Working data.

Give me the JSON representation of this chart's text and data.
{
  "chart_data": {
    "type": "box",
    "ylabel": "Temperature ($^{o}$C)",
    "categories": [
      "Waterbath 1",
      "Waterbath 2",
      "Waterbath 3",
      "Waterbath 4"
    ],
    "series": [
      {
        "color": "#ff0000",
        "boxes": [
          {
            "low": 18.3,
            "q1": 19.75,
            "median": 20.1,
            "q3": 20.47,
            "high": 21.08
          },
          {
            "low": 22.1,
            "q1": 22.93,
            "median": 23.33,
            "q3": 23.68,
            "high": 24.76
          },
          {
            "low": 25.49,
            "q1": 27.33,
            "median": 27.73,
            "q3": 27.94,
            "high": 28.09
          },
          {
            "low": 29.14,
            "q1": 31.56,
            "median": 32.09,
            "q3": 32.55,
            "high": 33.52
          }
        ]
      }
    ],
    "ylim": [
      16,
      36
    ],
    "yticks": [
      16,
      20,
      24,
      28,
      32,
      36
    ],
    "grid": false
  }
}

Written problem. Look through the data and show every line containing "high".

In response.
            "high": 21.08
            "high": 24.76
            "high": 28.09
            "high": 33.52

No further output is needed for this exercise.